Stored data
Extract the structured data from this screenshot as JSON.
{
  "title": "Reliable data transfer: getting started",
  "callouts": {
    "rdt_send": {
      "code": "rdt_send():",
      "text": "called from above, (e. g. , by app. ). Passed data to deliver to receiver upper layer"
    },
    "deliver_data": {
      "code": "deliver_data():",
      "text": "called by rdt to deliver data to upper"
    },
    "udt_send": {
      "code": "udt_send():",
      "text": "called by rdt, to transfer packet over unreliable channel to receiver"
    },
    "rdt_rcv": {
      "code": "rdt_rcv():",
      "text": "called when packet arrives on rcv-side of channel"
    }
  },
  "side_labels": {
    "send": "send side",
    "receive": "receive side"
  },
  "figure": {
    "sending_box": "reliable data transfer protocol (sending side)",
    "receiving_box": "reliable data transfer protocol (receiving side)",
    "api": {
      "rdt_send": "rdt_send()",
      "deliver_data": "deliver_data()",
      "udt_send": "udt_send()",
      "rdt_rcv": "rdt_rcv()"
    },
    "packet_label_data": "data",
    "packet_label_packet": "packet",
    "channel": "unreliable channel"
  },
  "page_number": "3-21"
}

**Task:** Which lines above hold the word "code"? Copy each of them.

**Output of the task:**
      "code": "rdt_send():",
      "code": "deliver_data():",
      "code": "udt_send():",
      "code": "rdt_rcv():",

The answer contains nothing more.